## AIM:
Write the data below out exactly as it stands. Do not include the pictures.

## DATASET ROWS:
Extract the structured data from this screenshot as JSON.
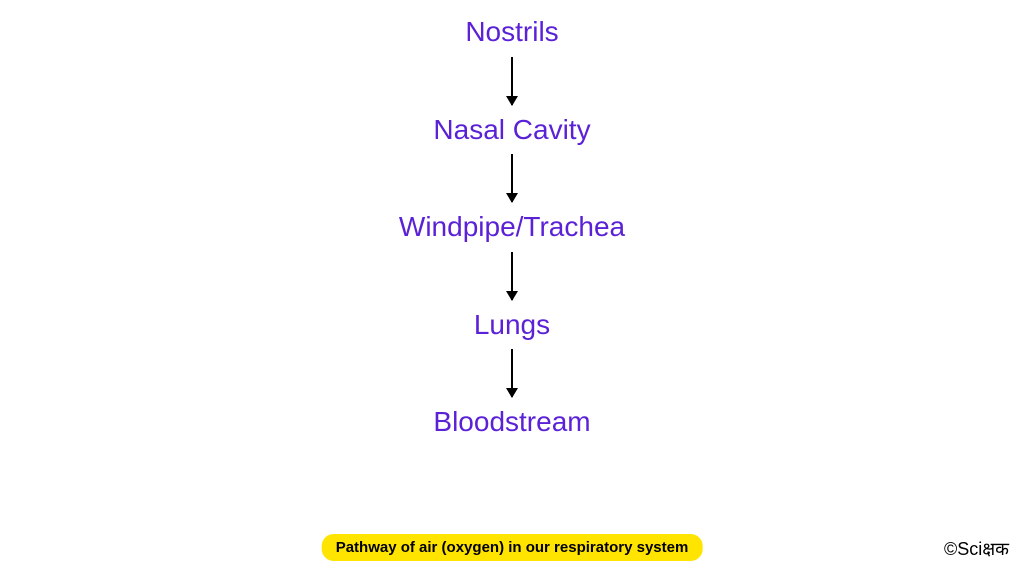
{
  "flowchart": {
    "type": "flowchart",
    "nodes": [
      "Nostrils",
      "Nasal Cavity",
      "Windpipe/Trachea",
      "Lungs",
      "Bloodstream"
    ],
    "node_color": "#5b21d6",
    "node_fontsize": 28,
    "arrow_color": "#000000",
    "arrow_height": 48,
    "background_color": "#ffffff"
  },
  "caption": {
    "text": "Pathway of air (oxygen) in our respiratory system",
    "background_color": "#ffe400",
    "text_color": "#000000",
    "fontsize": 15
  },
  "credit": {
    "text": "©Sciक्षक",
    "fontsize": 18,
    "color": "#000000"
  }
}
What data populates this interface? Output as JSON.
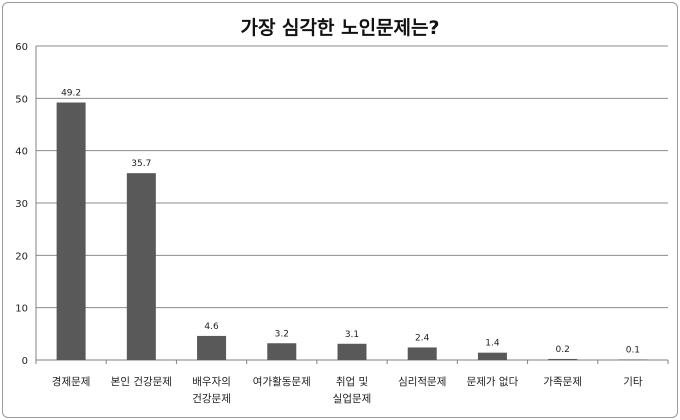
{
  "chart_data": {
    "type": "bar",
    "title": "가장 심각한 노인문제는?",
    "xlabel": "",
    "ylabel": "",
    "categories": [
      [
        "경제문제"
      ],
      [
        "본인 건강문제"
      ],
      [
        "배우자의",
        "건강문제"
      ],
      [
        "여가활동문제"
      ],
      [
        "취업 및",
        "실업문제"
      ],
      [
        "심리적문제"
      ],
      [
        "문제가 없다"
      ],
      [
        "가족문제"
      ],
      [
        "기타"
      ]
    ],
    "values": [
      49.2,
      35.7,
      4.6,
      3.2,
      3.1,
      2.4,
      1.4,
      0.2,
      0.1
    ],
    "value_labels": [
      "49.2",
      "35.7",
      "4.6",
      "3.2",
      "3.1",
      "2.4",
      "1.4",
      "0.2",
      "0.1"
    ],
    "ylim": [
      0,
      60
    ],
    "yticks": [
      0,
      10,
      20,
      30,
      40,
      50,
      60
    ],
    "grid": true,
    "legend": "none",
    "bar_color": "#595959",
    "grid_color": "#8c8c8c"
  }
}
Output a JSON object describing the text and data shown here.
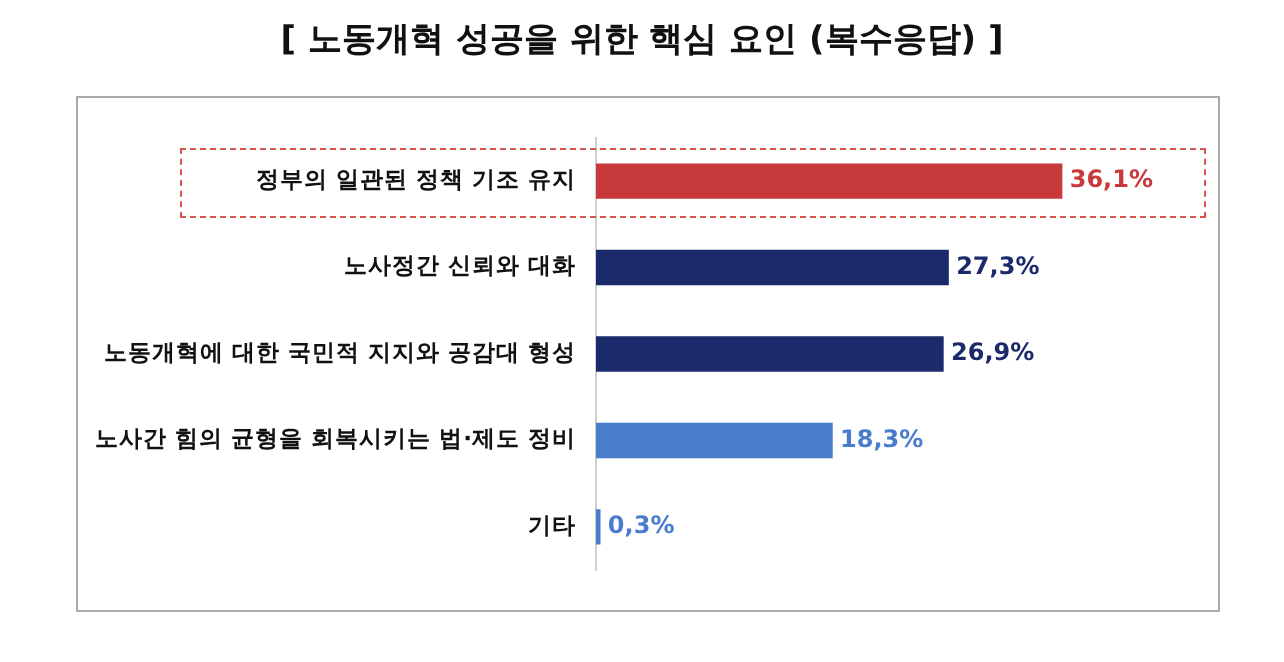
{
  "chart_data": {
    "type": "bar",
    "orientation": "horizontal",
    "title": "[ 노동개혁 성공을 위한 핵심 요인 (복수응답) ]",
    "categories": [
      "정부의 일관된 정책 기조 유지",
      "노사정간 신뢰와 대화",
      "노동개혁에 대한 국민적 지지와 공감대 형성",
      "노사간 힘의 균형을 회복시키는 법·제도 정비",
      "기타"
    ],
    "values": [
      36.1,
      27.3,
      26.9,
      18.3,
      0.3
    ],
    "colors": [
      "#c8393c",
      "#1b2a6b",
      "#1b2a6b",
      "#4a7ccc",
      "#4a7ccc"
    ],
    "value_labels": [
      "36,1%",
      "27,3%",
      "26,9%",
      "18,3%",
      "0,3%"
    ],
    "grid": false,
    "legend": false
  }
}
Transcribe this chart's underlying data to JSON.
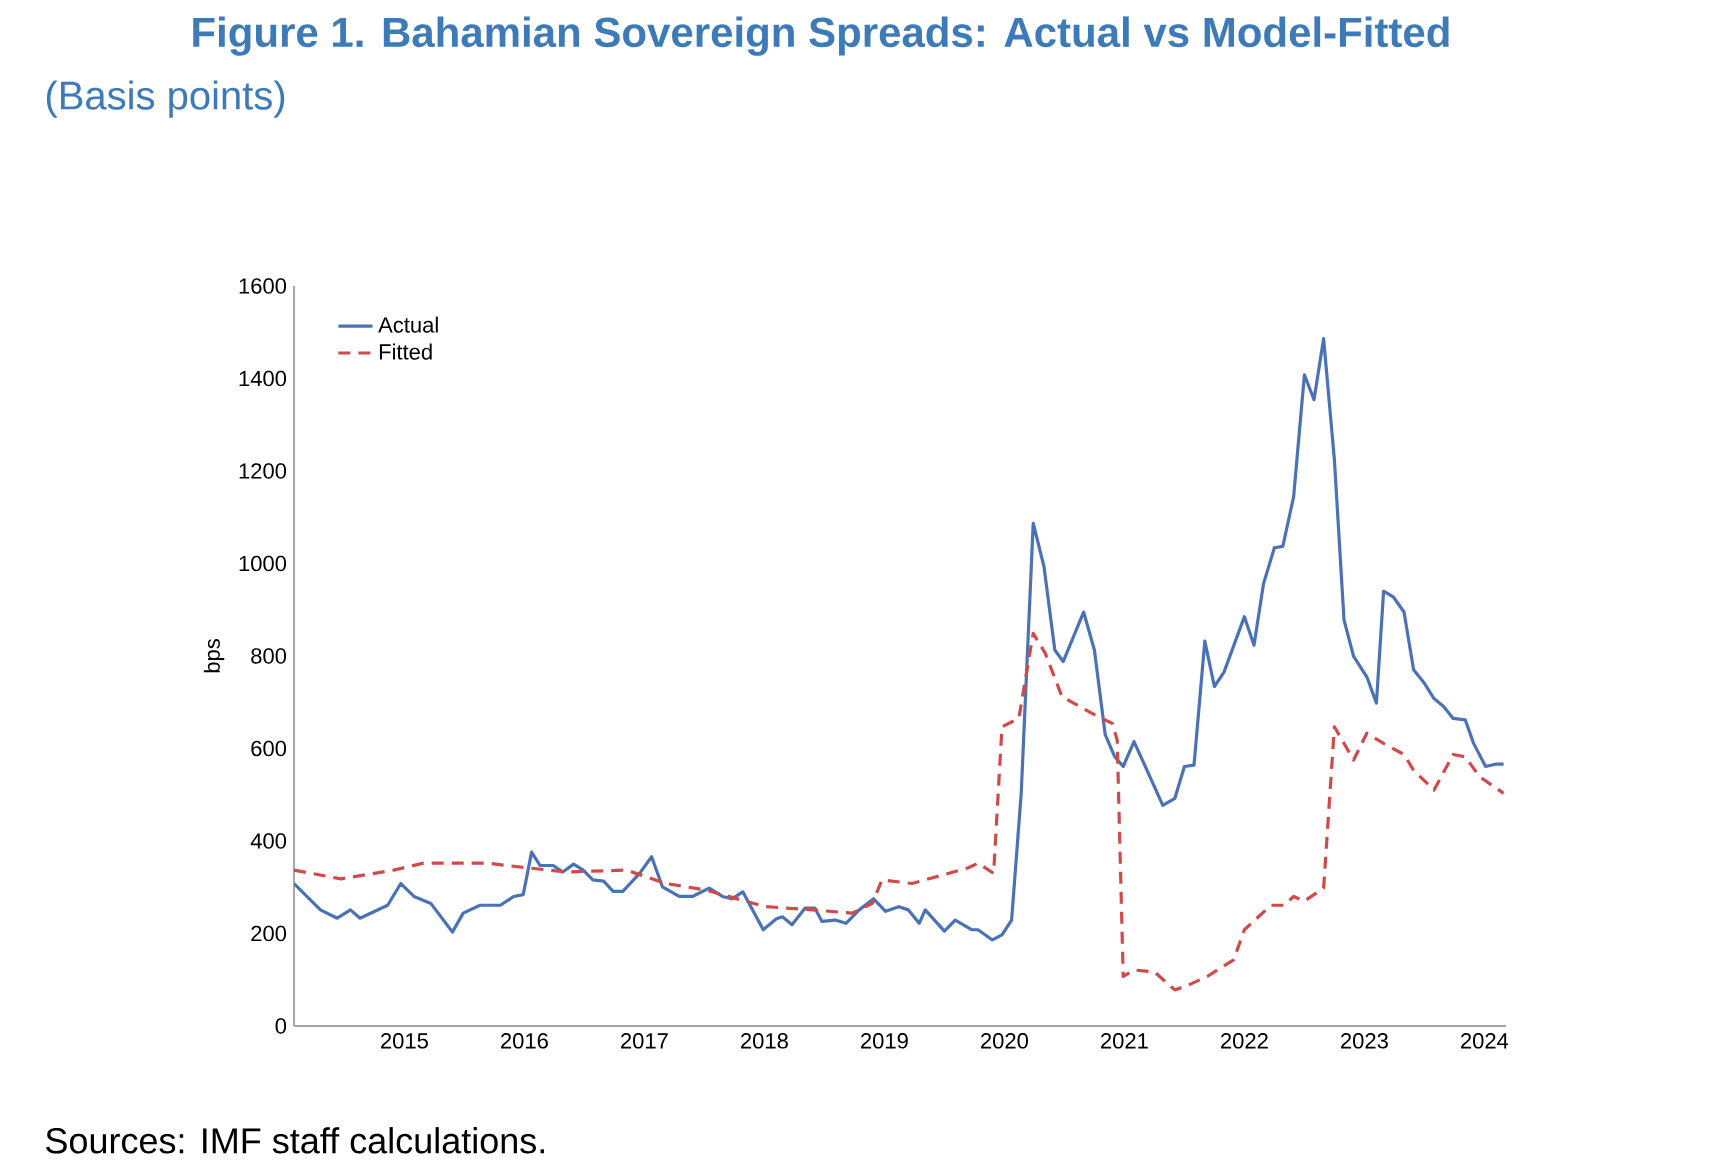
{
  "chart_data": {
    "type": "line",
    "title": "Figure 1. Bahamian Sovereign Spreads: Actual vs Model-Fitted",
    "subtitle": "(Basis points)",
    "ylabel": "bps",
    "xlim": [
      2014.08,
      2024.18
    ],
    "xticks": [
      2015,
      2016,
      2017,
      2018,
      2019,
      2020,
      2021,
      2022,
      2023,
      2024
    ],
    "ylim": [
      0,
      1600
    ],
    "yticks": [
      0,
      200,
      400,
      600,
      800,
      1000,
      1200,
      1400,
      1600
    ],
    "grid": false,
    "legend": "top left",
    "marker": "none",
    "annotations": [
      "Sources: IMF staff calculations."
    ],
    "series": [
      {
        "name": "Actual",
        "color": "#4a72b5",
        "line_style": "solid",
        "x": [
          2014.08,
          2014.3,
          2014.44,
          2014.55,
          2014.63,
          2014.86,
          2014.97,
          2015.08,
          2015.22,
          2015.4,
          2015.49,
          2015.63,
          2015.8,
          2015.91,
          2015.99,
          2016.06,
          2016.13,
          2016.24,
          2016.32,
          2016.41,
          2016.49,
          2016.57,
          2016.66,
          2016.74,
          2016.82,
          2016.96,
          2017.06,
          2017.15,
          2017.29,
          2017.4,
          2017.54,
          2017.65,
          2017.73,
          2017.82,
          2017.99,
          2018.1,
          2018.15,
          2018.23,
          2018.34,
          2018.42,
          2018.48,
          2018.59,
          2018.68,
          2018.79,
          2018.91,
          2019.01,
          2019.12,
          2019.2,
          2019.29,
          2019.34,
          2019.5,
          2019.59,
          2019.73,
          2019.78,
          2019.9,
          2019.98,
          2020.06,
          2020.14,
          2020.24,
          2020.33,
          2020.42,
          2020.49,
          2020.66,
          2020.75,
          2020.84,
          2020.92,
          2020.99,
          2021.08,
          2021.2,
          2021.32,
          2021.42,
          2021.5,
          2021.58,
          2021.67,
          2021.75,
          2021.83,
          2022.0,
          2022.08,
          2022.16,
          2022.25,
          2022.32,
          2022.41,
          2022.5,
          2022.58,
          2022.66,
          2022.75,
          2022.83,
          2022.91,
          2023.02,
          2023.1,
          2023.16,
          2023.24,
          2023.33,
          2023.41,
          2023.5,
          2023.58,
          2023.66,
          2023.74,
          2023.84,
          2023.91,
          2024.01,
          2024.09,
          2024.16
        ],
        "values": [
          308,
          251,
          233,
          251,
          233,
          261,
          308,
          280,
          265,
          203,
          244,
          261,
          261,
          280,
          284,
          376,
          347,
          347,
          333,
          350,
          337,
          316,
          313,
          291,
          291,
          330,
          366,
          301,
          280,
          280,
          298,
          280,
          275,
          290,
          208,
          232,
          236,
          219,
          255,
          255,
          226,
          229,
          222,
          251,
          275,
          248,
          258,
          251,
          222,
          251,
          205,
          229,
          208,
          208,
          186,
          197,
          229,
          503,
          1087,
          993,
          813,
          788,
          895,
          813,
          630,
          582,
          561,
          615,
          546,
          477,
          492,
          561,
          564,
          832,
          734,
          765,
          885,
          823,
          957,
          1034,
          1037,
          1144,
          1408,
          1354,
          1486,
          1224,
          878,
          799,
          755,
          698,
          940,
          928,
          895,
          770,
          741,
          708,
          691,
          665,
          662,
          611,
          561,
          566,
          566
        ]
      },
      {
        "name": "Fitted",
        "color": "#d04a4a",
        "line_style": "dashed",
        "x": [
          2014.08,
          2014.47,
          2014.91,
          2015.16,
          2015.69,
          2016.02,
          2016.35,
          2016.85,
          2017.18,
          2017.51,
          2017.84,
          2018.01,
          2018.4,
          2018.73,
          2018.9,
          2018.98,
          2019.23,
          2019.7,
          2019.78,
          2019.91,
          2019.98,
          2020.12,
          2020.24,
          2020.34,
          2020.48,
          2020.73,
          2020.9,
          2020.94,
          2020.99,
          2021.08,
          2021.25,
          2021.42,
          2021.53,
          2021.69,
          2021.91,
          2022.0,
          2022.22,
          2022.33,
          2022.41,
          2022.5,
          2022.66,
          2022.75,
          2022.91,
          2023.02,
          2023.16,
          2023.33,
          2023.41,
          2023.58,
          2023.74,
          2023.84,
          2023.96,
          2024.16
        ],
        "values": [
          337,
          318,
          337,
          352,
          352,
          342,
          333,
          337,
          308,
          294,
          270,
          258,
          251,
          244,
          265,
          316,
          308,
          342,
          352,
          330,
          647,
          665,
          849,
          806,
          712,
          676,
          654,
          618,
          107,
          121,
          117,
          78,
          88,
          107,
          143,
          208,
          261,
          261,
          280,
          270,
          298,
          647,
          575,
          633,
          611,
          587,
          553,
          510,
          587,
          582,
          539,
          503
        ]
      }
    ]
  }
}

## SOLUTION FOR THIS EXERCISE:
Extract the structured data from this screenshot as JSON.
{
  "flowchart": {
    "type": "flowchart",
    "nodes": [
      "Nostrils",
      "Nasal Cavity",
      "Windpipe/Trachea",
      "Lungs",
      "Bloodstream"
    ],
    "node_color": "#5b21d6",
    "node_fontsize": 28,
    "arrow_color": "#000000",
    "arrow_height": 48,
    "background_color": "#ffffff"
  },
  "caption": {
    "text": "Pathway of air (oxygen) in our respiratory system",
    "background_color": "#ffe400",
    "text_color": "#000000",
    "fontsize": 15
  },
  "credit": {
    "text": "©Sciक्षक",
    "fontsize": 18,
    "color": "#000000"
  }
}
What data populates this interface? Output as JSON.
{
  "chart_data": {
    "type": "bar",
    "title": "가장 심각한 노인문제는?",
    "xlabel": "",
    "ylabel": "",
    "categories": [
      [
        "경제문제"
      ],
      [
        "본인 건강문제"
      ],
      [
        "배우자의",
        "건강문제"
      ],
      [
        "여가활동문제"
      ],
      [
        "취업 및",
        "실업문제"
      ],
      [
        "심리적문제"
      ],
      [
        "문제가 없다"
      ],
      [
        "가족문제"
      ],
      [
        "기타"
      ]
    ],
    "values": [
      49.2,
      35.7,
      4.6,
      3.2,
      3.1,
      2.4,
      1.4,
      0.2,
      0.1
    ],
    "value_labels": [
      "49.2",
      "35.7",
      "4.6",
      "3.2",
      "3.1",
      "2.4",
      "1.4",
      "0.2",
      "0.1"
    ],
    "ylim": [
      0,
      60
    ],
    "yticks": [
      0,
      10,
      20,
      30,
      40,
      50,
      60
    ],
    "grid": true,
    "legend": "none",
    "bar_color": "#595959",
    "grid_color": "#8c8c8c"
  }
}
Output a JSON object describing the text and data shown here.
{
  "chart_data": {
    "type": "bar",
    "orientation": "horizontal",
    "title": "[ 노동개혁 성공을 위한 핵심 요인 (복수응답) ]",
    "categories": [
      "정부의 일관된 정책 기조 유지",
      "노사정간 신뢰와 대화",
      "노동개혁에 대한 국민적 지지와 공감대 형성",
      "노사간 힘의 균형을 회복시키는 법·제도 정비",
      "기타"
    ],
    "values": [
      36.1,
      27.3,
      26.9,
      18.3,
      0.3
    ],
    "colors": [
      "#c8393c",
      "#1b2a6b",
      "#1b2a6b",
      "#4a7ccc",
      "#4a7ccc"
    ],
    "value_labels": [
      "36,1%",
      "27,3%",
      "26,9%",
      "18,3%",
      "0,3%"
    ],
    "grid": false,
    "legend": false
  }
}
Transcribe this chart's underlying data to JSON.
{
  "chart_data": {
    "type": "line",
    "title": "Figure 1. Bahamian Sovereign Spreads: Actual vs Model-Fitted",
    "subtitle": "(Basis points)",
    "ylabel": "bps",
    "xlim": [
      2014.08,
      2024.18
    ],
    "xticks": [
      2015,
      2016,
      2017,
      2018,
      2019,
      2020,
      2021,
      2022,
      2023,
      2024
    ],
    "ylim": [
      0,
      1600
    ],
    "yticks": [
      0,
      200,
      400,
      600,
      800,
      1000,
      1200,
      1400,
      1600
    ],
    "grid": false,
    "legend": "top left",
    "marker": "none",
    "annotations": [
      "Sources: IMF staff calculations."
    ],
    "series": [
      {
        "name": "Actual",
        "color": "#4a72b5",
        "line_style": "solid",
        "x": [
          2014.08,
          2014.3,
          2014.44,
          2014.55,
          2014.63,
          2014.86,
          2014.97,
          2015.08,
          2015.22,
          2015.4,
          2015.49,
          2015.63,
          2015.8,
          2015.91,
          2015.99,
          2016.06,
          2016.13,
          2016.24,
          2016.32,
          2016.41,
          2016.49,
          2016.57,
          2016.66,
          2016.74,
          2016.82,
          2016.96,
          2017.06,
          2017.15,
          2017.29,
          2017.4,
          2017.54,
          2017.65,
          2017.73,
          2017.82,
          2017.99,
          2018.1,
          2018.15,
          2018.23,
          2018.34,
          2018.42,
          2018.48,
          2018.59,
          2018.68,
          2018.79,
          2018.91,
          2019.01,
          2019.12,
          2019.2,
          2019.29,
          2019.34,
          2019.5,
          2019.59,
          2019.73,
          2019.78,
          2019.9,
          2019.98,
          2020.06,
          2020.14,
          2020.24,
          2020.33,
          2020.42,
          2020.49,
          2020.66,
          2020.75,
          2020.84,
          2020.92,
          2020.99,
          2021.08,
          2021.2,
          2021.32,
          2021.42,
          2021.5,
          2021.58,
          2021.67,
          2021.75,
          2021.83,
          2022.0,
          2022.08,
          2022.16,
          2022.25,
          2022.32,
          2022.41,
          2022.5,
          2022.58,
          2022.66,
          2022.75,
          2022.83,
          2022.91,
          2023.02,
          2023.1,
          2023.16,
          2023.24,
          2023.33,
          2023.41,
          2023.5,
          2023.58,
          2023.66,
          2023.74,
          2023.84,
          2023.91,
          2024.01,
          2024.09,
          2024.16
        ],
        "values": [
          308,
          251,
          233,
          251,
          233,
          261,
          308,
          280,
          265,
          203,
          244,
          261,
          261,
          280,
          284,
          376,
          347,
          347,
          333,
          350,
          337,
          316,
          313,
          291,
          291,
          330,
          366,
          301,
          280,
          280,
          298,
          280,
          275,
          290,
          208,
          232,
          236,
          219,
          255,
          255,
          226,
          229,
          222,
          251,
          275,
          248,
          258,
          251,
          222,
          251,
          205,
          229,
          208,
          208,
          186,
          197,
          229,
          503,
          1087,
          993,
          813,
          788,
          895,
          813,
          630,
          582,
          561,
          615,
          546,
          477,
          492,
          561,
          564,
          832,
          734,
          765,
          885,
          823,
          957,
          1034,
          1037,
          1144,
          1408,
          1354,
          1486,
          1224,
          878,
          799,
          755,
          698,
          940,
          928,
          895,
          770,
          741,
          708,
          691,
          665,
          662,
          611,
          561,
          566,
          566
        ]
      },
      {
        "name": "Fitted",
        "color": "#d04a4a",
        "line_style": "dashed",
        "x": [
          2014.08,
          2014.47,
          2014.91,
          2015.16,
          2015.69,
          2016.02,
          2016.35,
          2016.85,
          2017.18,
          2017.51,
          2017.84,
          2018.01,
          2018.4,
          2018.73,
          2018.9,
          2018.98,
          2019.23,
          2019.7,
          2019.78,
          2019.91,
          2019.98,
          2020.12,
          2020.24,
          2020.34,
          2020.48,
          2020.73,
          2020.9,
          2020.94,
          2020.99,
          2021.08,
          2021.25,
          2021.42,
          2021.53,
          2021.69,
          2021.91,
          2022.0,
          2022.22,
          2022.33,
          2022.41,
          2022.5,
          2022.66,
          2022.75,
          2022.91,
          2023.02,
          2023.16,
          2023.33,
          2023.41,
          2023.58,
          2023.74,
          2023.84,
          2023.96,
          2024.16
        ],
        "values": [
          337,
          318,
          337,
          352,
          352,
          342,
          333,
          337,
          308,
          294,
          270,
          258,
          251,
          244,
          265,
          316,
          308,
          342,
          352,
          330,
          647,
          665,
          849,
          806,
          712,
          676,
          654,
          618,
          107,
          121,
          117,
          78,
          88,
          107,
          143,
          208,
          261,
          261,
          280,
          270,
          298,
          647,
          575,
          633,
          611,
          587,
          553,
          510,
          587,
          582,
          539,
          503
        ]
      }
    ]
  }
}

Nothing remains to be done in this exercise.